▶ [Work to be completed] Leave the pictures out and transcribe every record exactly.

▶ [Raw records]
Begin

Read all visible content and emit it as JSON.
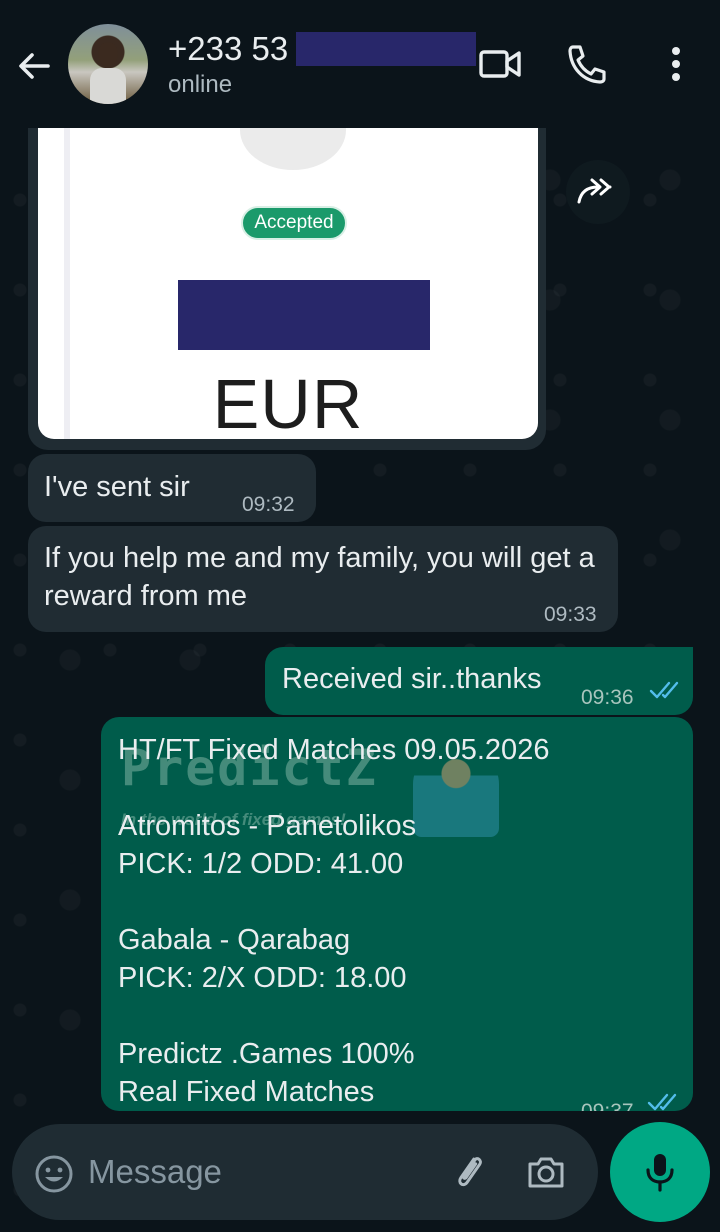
{
  "header": {
    "contact_name": "+233 53",
    "status": "online"
  },
  "image_message": {
    "badge": "Accepted",
    "currency": "EUR"
  },
  "messages": [
    {
      "direction": "in",
      "text": "I've sent sir",
      "time": "09:32"
    },
    {
      "direction": "in",
      "text": "If you help me and my family, you will get a reward from me",
      "time": "09:33"
    },
    {
      "direction": "out",
      "text": "Received sir..thanks",
      "time": "09:36"
    },
    {
      "direction": "out",
      "time": "09:37",
      "lines": [
        "HT/FT Fixed Matches 09.05.2026",
        "Atromitos - Panetolikos",
        "PICK: 1/2 ODD: 41.00",
        "Gabala - Qarabag",
        "PICK: 2/X  ODD: 18.00",
        "Predictz .Games 100%",
        "Real Fixed Matches"
      ],
      "watermark": {
        "logo": "PredictZ",
        "tagline": "In the world of fixed games!"
      }
    }
  ],
  "composer": {
    "placeholder": "Message"
  },
  "colors": {
    "background": "#0b141a",
    "incoming_bubble": "#202c33",
    "outgoing_bubble": "#005c4b",
    "accent": "#00a884",
    "read_ticks": "#53bdeb"
  },
  "icons": [
    "back-arrow-icon",
    "video-call-icon",
    "phone-icon",
    "more-options-icon",
    "forward-icon",
    "emoji-icon",
    "attach-icon",
    "camera-icon",
    "mic-icon",
    "double-check-icon"
  ]
}
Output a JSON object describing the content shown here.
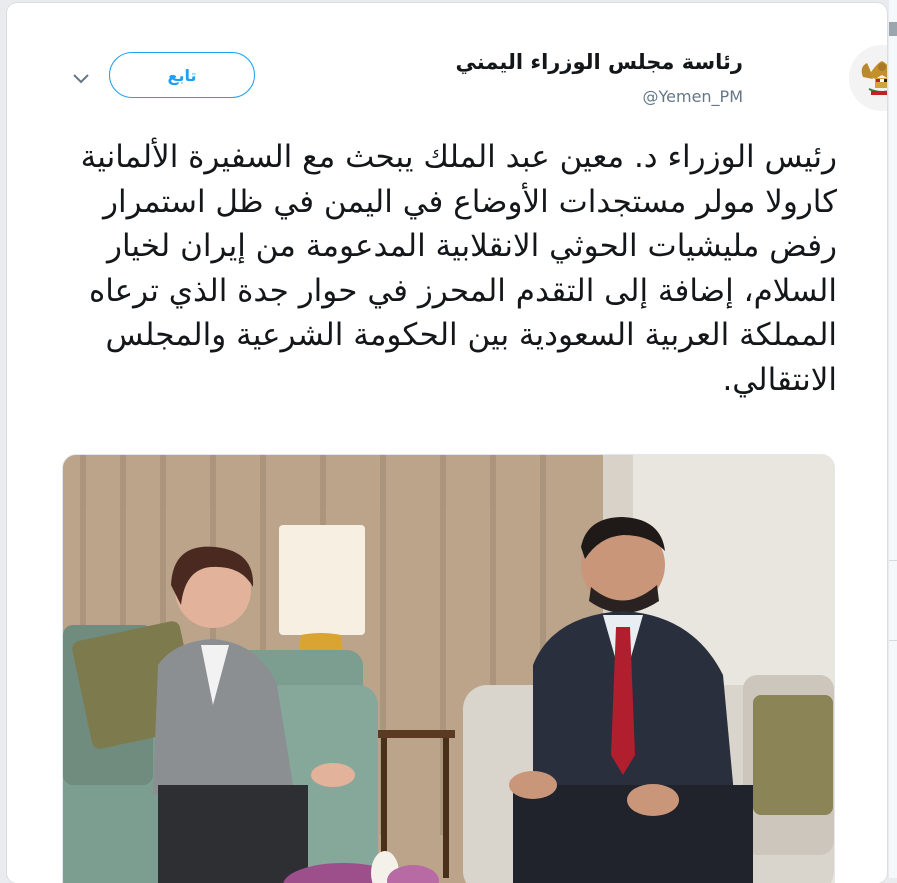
{
  "tweet": {
    "display_name": "رئاسة مجلس الوزراء اليمني",
    "handle": "@Yemen_PM",
    "follow_label": "تابع",
    "text": "رئيس الوزراء د. معين عبد الملك يبحث مع السفيرة الألمانية كارولا مولر مستجدات الأوضاع في اليمن في ظل استمرار رفض مليشيات الحوثي الانقلابية المدعومة من إيران لخيار السلام، إضافة إلى التقدم المحرز في حوار جدة الذي ترعاه المملكة العربية السعودية بين الحكومة الشرعية والمجلس الانتقالي.",
    "avatar_icon": "yemen-emblem-icon",
    "more_icon": "chevron-down-icon",
    "accent_color": "#1da1f2"
  },
  "media": {
    "type": "photo",
    "icon": "meeting-photo"
  }
}
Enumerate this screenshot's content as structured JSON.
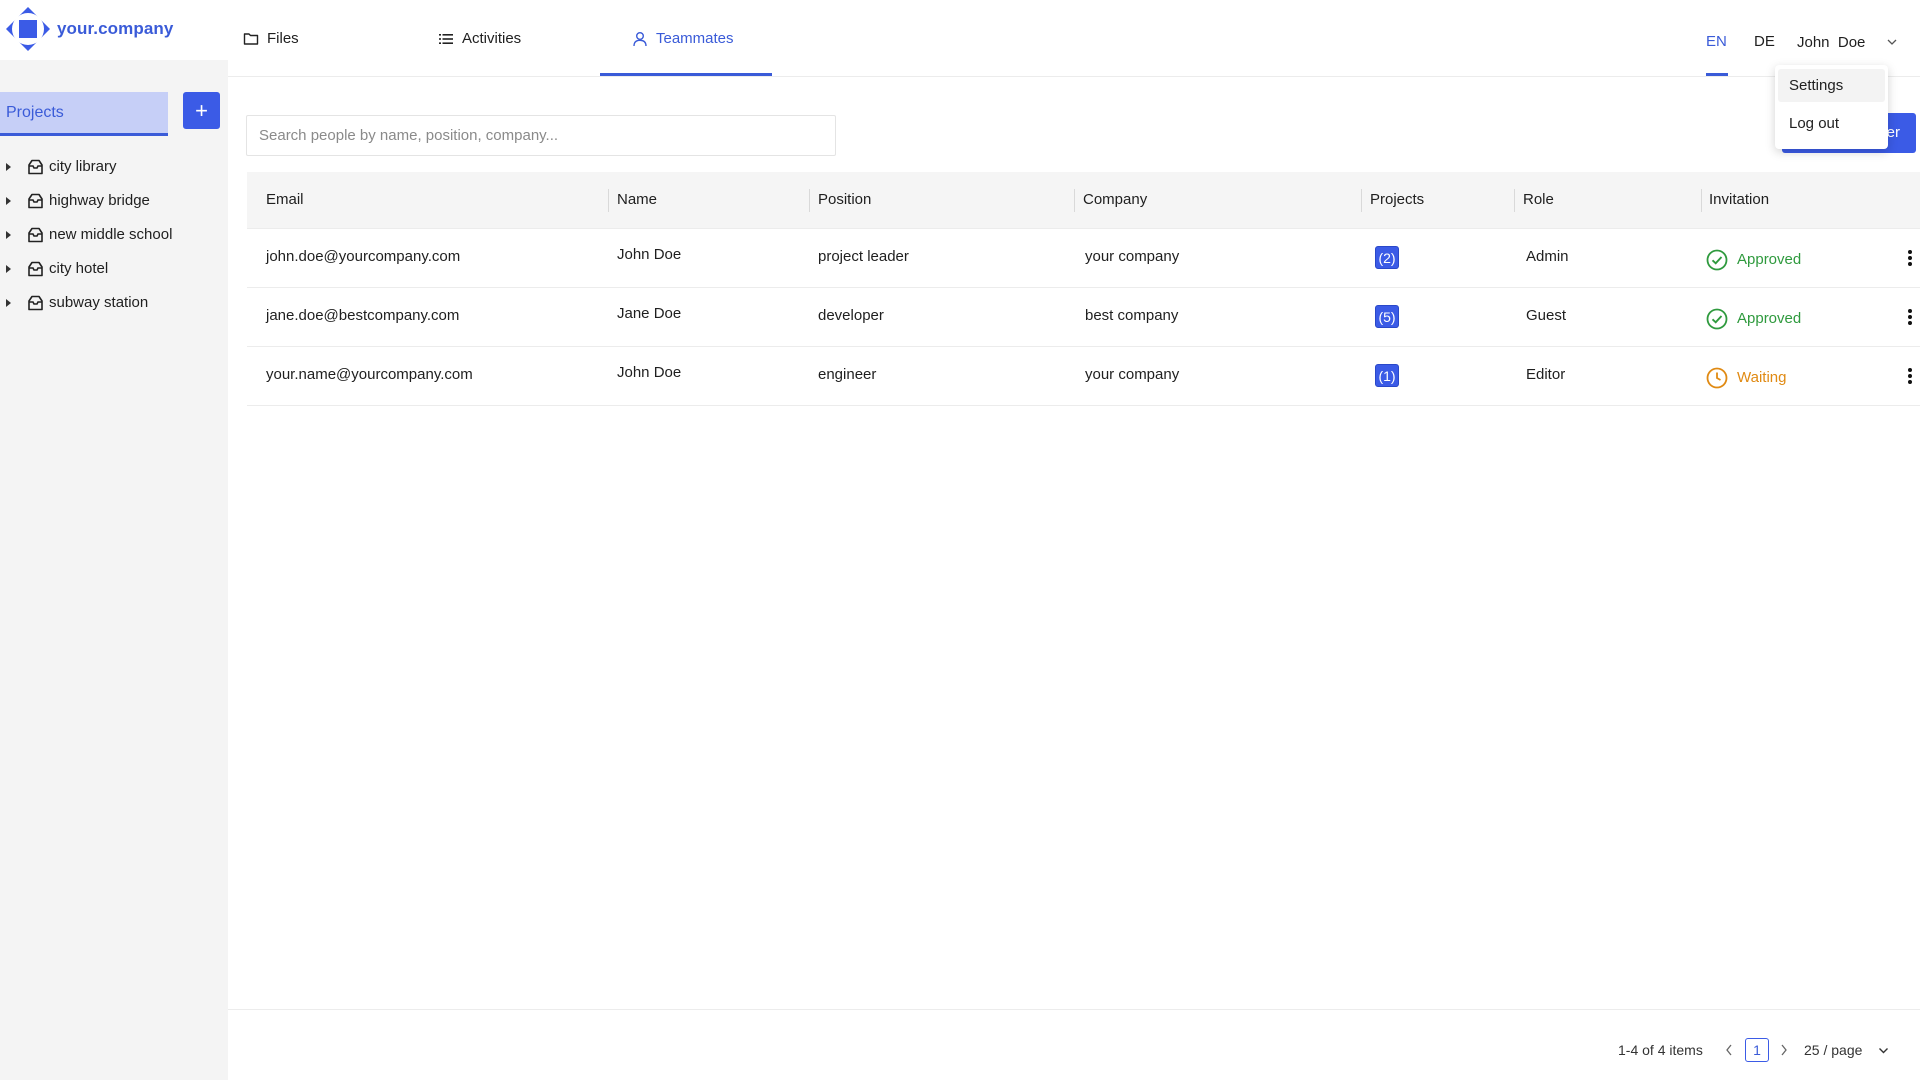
{
  "brand": {
    "name": "your.company",
    "logo_icon": "diamond-square-logo",
    "accent": "#3b5be6"
  },
  "sidebar": {
    "projects_label": "Projects",
    "add_button": "+",
    "items": [
      {
        "label": "city library",
        "icon": "inbox-icon"
      },
      {
        "label": "highway bridge",
        "icon": "inbox-icon"
      },
      {
        "label": "new middle school",
        "icon": "inbox-icon"
      },
      {
        "label": "city hotel",
        "icon": "inbox-icon"
      },
      {
        "label": "subway station",
        "icon": "inbox-icon"
      }
    ]
  },
  "nav": {
    "tabs": [
      {
        "label": "Files",
        "icon": "folder-icon"
      },
      {
        "label": "Activities",
        "icon": "list-icon"
      },
      {
        "label": "Teammates",
        "icon": "user-icon",
        "active": true
      }
    ],
    "languages": [
      {
        "label": "EN",
        "active": true
      },
      {
        "label": "DE"
      }
    ],
    "user_name": "John  Doe"
  },
  "dropdown": {
    "items": [
      "Settings",
      "Log out"
    ]
  },
  "invite_button_label": "er",
  "search": {
    "placeholder": "Search people by name, position, company..."
  },
  "table": {
    "columns": [
      "Email",
      "Name",
      "Position",
      "Company",
      "Projects",
      "Role",
      "Invitation"
    ],
    "rows": [
      {
        "email": "john.doe@yourcompany.com",
        "name": "John Doe",
        "position": "project leader",
        "company": "your company",
        "projects": "(2)",
        "role": "Admin",
        "invitation": "Approved",
        "status": "approved"
      },
      {
        "email": "jane.doe@bestcompany.com",
        "name": "Jane Doe",
        "position": "developer",
        "company": "best company",
        "projects": "(5)",
        "role": "Guest",
        "invitation": "Approved",
        "status": "approved"
      },
      {
        "email": "your.name@yourcompany.com",
        "name": "John Doe",
        "position": "engineer",
        "company": "your company",
        "projects": "(1)",
        "role": "Editor",
        "invitation": "Waiting",
        "status": "waiting"
      }
    ]
  },
  "pagination": {
    "range": "1-4 of 4 items",
    "current_page": "1",
    "page_size": "25 / page"
  },
  "colors": {
    "approved": "#2f9a3e",
    "waiting": "#e08a13",
    "active": "#3a5bd8"
  }
}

End

▶ [Answer below]
Read all visible content and emit it as JSON.
{
  "header": {
    "contact_name": "+233 53",
    "status": "online"
  },
  "image_message": {
    "badge": "Accepted",
    "currency": "EUR"
  },
  "messages": [
    {
      "direction": "in",
      "text": "I've sent sir",
      "time": "09:32"
    },
    {
      "direction": "in",
      "text": "If you help me and my family, you will get a reward from me",
      "time": "09:33"
    },
    {
      "direction": "out",
      "text": "Received sir..thanks",
      "time": "09:36"
    },
    {
      "direction": "out",
      "time": "09:37",
      "lines": [
        "HT/FT Fixed Matches 09.05.2026",
        "Atromitos - Panetolikos",
        "PICK: 1/2 ODD: 41.00",
        "Gabala - Qarabag",
        "PICK: 2/X  ODD: 18.00",
        "Predictz .Games 100%",
        "Real Fixed Matches"
      ],
      "watermark": {
        "logo": "PredictZ",
        "tagline": "In the world of fixed games!"
      }
    }
  ],
  "composer": {
    "placeholder": "Message"
  },
  "colors": {
    "background": "#0b141a",
    "incoming_bubble": "#202c33",
    "outgoing_bubble": "#005c4b",
    "accent": "#00a884",
    "read_ticks": "#53bdeb"
  },
  "icons": [
    "back-arrow-icon",
    "video-call-icon",
    "phone-icon",
    "more-options-icon",
    "forward-icon",
    "emoji-icon",
    "attach-icon",
    "camera-icon",
    "mic-icon",
    "double-check-icon"
  ]
}
Output a JSON object describing the content shown here.
{
  "tweet": {
    "display_name": "رئاسة مجلس الوزراء اليمني",
    "handle": "@Yemen_PM",
    "follow_label": "تابع",
    "text": "رئيس الوزراء د. معين عبد الملك يبحث مع السفيرة الألمانية كارولا مولر مستجدات الأوضاع في اليمن في ظل استمرار رفض مليشيات الحوثي الانقلابية المدعومة من إيران لخيار السلام، إضافة إلى التقدم المحرز في حوار جدة الذي ترعاه المملكة العربية السعودية بين الحكومة الشرعية والمجلس الانتقالي.",
    "avatar_icon": "yemen-emblem-icon",
    "more_icon": "chevron-down-icon",
    "accent_color": "#1da1f2"
  },
  "media": {
    "type": "photo",
    "icon": "meeting-photo"
  }
}
Enumerate this screenshot's content as structured JSON.
{
  "brand": {
    "name": "your.company",
    "logo_icon": "diamond-square-logo",
    "accent": "#3b5be6"
  },
  "sidebar": {
    "projects_label": "Projects",
    "add_button": "+",
    "items": [
      {
        "label": "city library",
        "icon": "inbox-icon"
      },
      {
        "label": "highway bridge",
        "icon": "inbox-icon"
      },
      {
        "label": "new middle school",
        "icon": "inbox-icon"
      },
      {
        "label": "city hotel",
        "icon": "inbox-icon"
      },
      {
        "label": "subway station",
        "icon": "inbox-icon"
      }
    ]
  },
  "nav": {
    "tabs": [
      {
        "label": "Files",
        "icon": "folder-icon"
      },
      {
        "label": "Activities",
        "icon": "list-icon"
      },
      {
        "label": "Teammates",
        "icon": "user-icon",
        "active": true
      }
    ],
    "languages": [
      {
        "label": "EN",
        "active": true
      },
      {
        "label": "DE"
      }
    ],
    "user_name": "John  Doe"
  },
  "dropdown": {
    "items": [
      "Settings",
      "Log out"
    ]
  },
  "invite_button_label": "er",
  "search": {
    "placeholder": "Search people by name, position, company..."
  },
  "table": {
    "columns": [
      "Email",
      "Name",
      "Position",
      "Company",
      "Projects",
      "Role",
      "Invitation"
    ],
    "rows": [
      {
        "email": "john.doe@yourcompany.com",
        "name": "John Doe",
        "position": "project leader",
        "company": "your company",
        "projects": "(2)",
        "role": "Admin",
        "invitation": "Approved",
        "status": "approved"
      },
      {
        "email": "jane.doe@bestcompany.com",
        "name": "Jane Doe",
        "position": "developer",
        "company": "best company",
        "projects": "(5)",
        "role": "Guest",
        "invitation": "Approved",
        "status": "approved"
      },
      {
        "email": "your.name@yourcompany.com",
        "name": "John Doe",
        "position": "engineer",
        "company": "your company",
        "projects": "(1)",
        "role": "Editor",
        "invitation": "Waiting",
        "status": "waiting"
      }
    ]
  },
  "pagination": {
    "range": "1-4 of 4 items",
    "current_page": "1",
    "page_size": "25 / page"
  },
  "colors": {
    "approved": "#2f9a3e",
    "waiting": "#e08a13",
    "active": "#3a5bd8"
  }
}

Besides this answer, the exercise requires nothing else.